▶ **Exercise text**
35 Even so, Senior Counsel for the Appellant submitted that it had never been suggested that the hugs were not consensual. There was therefore ‘no’ evidence that the Appellant had targeted the Respondent ‘sexually as a woman’ or as his employee. Thus whilst the trial judge had found that the Appellant had made numerous sexual advances, this was a finding that was simply ‘not reasonably open’ on the evidence and this was because ‘objectively, the communications and conduct of Mr Hughes toward Ms Hill were romantic in nature’.
36 In assessing the submission it is useful to begin with some matters which are not in dispute. It is not in dispute that in July 2015 the Appellant and the Respondent travelled to Sydney for work and stayed with the Appellant’s brother. It is not in dispute that whilst on this work trip the Appellant, altogether without invitation, entered the Respondent’s room, lay in wait for her on a mattress dressed only in his underwear and when she arrived asked if he could stay. It is not in dispute that the Respondent said no, he could not. It is not in dispute that the Appellant required the Respondent to give him a hug before he would leave her room. It is not in dispute that the next day he entered her room again whilst she was having a shower. It is not in dispute that he waited for her to come out of the shower and that when she did she was wearing only a towel. It is not in dispute that he asked if he could stay once more.
37 Amongst the long and sorry catalogue of the Appellant’s emails to the Respondent, it is not even now in dispute that he sent her one particular email explicitly asking her to become his lover. It is not in dispute that the Appellant admitted under cross-examination that by that very statement he had, in part, been referring to a sexual relationship.
38 The trial judge found that these tawdry events constituted a single composite sequence which was, in effect, a determined quest to have a sexual relationship with the Respondent. I agree. One cannot divorce the unsettling form of the Appellant in his underwear from his email protestations of love or from his request that the Respondent should be his lover or from his ghostlike practice of hovering in doorways until dispelled by a hug. They were all of the same piece.
39 The trial judge came to the clearest view that this overall pursuit was sexual. His Honour was correct. It is not to the point therefore that some of the emails, viewed in isolation, may perhaps be characterised as being merely pure protestations of love. Their quality as such is altogether denied by the ‘relationship’ which had by then developed between the Appellant and the Respondent (a mandatory circumstance to be taken into account under s 28A(1A)(b)).
40 Consequently, I reject the submission of Senior Counsel for the Appellant that these were the actions of a Mr Darcy. The facts of this case are about as far from a Jane Austen novel as it is possible to be. Nor can I accept Senior Counsel’s submission that one should infer that the Appellant only wished to be the Respondent’s ‘platonic’ lover.
41 In that circumstance, there is no need to assess the correctness of the Appellant’s contention that misguided but lofty-minded romantic conduct cannot constitute sexual harassment. It is not necessary because the facts of this case do not involve misguided but lofty-minded romantic conduct. Cases such as Spencer v Dowling [1997] 2 VR 127 and Aleksovski v Australia Asia Aerospace Pty Ltd [2002] FMCA 81 might well suggest that repeated, written declarations of love may on their own constitute sexual harassment. But this case involves much more than that. Wherever may lie the frontiers of the juristic conceptions in s 28A(1) of the unwelcome sexual advance or unwelcome conduct of a sexual nature, they comfortably enclose the shabby state of affairs in which a man gains access to his female employee’s bedroom dressed only in his underwear. The trial judge described some aspects of the Appellant’s evidence as ‘delusional’. I regret that the same may be said of this aspect of the appeal.

▶ **To do**
[a] Reproduce verbatim the passage of the sexual harassment appeal judgment starting at "37 Amongst the" and ending at "the same piece.".
[b] Write the next part of the sexual harassment appeal judgment, continuing from its final paragraph.

(Document understanding data)
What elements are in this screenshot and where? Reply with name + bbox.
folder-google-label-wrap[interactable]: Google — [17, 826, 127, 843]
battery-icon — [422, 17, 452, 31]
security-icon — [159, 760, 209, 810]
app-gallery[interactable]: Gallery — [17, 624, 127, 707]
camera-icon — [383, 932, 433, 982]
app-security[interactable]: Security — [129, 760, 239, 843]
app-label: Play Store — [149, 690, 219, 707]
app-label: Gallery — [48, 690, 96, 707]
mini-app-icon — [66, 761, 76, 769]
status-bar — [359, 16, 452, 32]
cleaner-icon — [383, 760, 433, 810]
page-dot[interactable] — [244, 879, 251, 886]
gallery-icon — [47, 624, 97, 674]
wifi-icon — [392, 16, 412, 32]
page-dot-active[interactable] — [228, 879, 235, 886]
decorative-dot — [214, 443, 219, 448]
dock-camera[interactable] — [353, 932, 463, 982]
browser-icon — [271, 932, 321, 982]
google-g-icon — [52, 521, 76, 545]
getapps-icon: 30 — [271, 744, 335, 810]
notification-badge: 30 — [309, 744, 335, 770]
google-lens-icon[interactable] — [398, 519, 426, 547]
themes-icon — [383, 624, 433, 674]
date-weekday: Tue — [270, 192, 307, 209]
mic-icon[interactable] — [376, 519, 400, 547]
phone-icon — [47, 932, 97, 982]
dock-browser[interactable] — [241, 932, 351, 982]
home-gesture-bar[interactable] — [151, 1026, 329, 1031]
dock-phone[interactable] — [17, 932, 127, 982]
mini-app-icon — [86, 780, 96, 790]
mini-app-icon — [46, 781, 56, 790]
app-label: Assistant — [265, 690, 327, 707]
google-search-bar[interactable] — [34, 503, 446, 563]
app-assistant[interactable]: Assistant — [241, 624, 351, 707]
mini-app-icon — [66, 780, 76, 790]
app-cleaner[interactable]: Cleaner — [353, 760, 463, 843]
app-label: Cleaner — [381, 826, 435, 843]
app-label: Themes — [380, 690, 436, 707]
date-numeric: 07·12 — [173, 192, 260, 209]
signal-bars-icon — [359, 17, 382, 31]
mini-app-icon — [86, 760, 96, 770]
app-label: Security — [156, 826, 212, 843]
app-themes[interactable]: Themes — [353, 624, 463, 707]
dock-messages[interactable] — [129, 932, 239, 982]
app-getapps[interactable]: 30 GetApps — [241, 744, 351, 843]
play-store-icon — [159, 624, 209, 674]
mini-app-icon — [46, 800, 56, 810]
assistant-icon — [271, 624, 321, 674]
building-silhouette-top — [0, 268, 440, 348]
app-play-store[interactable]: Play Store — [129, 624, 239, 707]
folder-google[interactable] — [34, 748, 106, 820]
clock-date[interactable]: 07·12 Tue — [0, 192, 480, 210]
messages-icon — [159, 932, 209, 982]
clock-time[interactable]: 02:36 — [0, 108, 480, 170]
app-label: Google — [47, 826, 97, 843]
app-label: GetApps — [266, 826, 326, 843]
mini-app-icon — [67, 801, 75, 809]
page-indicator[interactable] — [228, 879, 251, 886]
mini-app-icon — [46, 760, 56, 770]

▶ **Numbered answers**
[a]
37 Amongst the long and sorry catalogue of the Appellant’s emails to the Respondent, it is not even now in dispute that he sent her one particular email explicitly asking her to become his lover. It is not in dispute that the Appellant admitted under cross-examination that by that very statement he had, in part, been referring to a sexual relationship.
38 The trial judge found that these tawdry events constituted a single composite sequence which was, in effect, a determined quest to have a sexual relationship with the Respondent. I agree. One cannot divorce the unsettling form of the Appellant in his underwear from his email protestations of love or from his request that the Respondent should be his lover or from his ghostlike practice of hovering in doorways until dispelled by a hug. They were all of the same piece.

[b]
Should the award of general damages of $120,000 be set aside? – Grounds 1 and 2
42 These grounds involved five contentions. The first was that the award of $120,000 in general damages was manifestly excessive and outside the range which was open to the trial judge. The second was a contention that the trial judge had erred in law by failing to consider any authority prior to this Court’s decision in Richardson v Oracle Corporation Australia Pty Ltd [2014] FCAFC 82; 223 FCR 334 (‘Oracle’). The third, which only emerged during Senior Counsel’s address, was that the trial judge had used emotive language. There was possibly a fourth point too, that the trial judge had erred by taking into account the objects of the SD Act in assessing damages. A fifth point may have been that the trial judge gave no reasons for his award of compensation. Each of these submissions is without merit.
43 In assessing the first contention it is necessary to understand how the Respondent had put her case on damages at the trial. That case involved evidence from the Respondent about what had happened to her as a result of the Appellant’s sexual harassment. It also involved expert medical testimony from her treating psychologist and a psychiatrist. The Appellant called no evidence on this issue.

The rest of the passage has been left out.